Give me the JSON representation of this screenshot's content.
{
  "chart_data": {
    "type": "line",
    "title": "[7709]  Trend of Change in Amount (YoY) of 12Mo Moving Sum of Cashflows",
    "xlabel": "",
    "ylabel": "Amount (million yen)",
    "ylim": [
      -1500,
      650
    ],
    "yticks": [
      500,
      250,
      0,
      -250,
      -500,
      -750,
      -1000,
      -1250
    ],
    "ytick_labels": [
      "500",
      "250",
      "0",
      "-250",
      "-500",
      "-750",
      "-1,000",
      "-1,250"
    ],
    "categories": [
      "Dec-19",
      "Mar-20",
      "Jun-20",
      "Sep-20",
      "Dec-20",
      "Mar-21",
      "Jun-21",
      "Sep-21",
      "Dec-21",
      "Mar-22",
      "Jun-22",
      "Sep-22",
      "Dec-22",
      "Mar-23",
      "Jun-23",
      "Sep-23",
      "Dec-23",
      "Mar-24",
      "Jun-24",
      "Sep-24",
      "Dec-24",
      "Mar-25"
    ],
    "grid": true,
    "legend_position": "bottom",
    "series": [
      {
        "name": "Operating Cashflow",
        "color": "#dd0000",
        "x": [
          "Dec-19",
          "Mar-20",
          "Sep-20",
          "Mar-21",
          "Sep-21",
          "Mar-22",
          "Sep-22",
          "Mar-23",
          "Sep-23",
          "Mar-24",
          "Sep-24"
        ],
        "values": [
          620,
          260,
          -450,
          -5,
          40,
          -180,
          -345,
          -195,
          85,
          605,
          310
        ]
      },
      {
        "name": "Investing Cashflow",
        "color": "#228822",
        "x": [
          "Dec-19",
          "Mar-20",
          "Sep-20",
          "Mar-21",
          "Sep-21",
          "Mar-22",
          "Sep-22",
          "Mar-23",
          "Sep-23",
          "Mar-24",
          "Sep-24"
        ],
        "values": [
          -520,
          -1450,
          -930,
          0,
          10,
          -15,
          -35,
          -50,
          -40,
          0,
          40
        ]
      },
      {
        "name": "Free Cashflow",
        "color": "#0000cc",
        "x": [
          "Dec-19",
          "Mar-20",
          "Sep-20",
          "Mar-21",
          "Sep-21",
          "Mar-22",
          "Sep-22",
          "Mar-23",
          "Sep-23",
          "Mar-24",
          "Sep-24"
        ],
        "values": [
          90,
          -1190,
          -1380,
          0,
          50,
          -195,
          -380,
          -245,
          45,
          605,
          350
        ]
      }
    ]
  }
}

**TASK**:
Collect every line from the records above that contains the word "color".

**RESPONSE TO THE EXERCISE**:
        "color": "#dd0000",
        "color": "#228822",
        "color": "#0000cc",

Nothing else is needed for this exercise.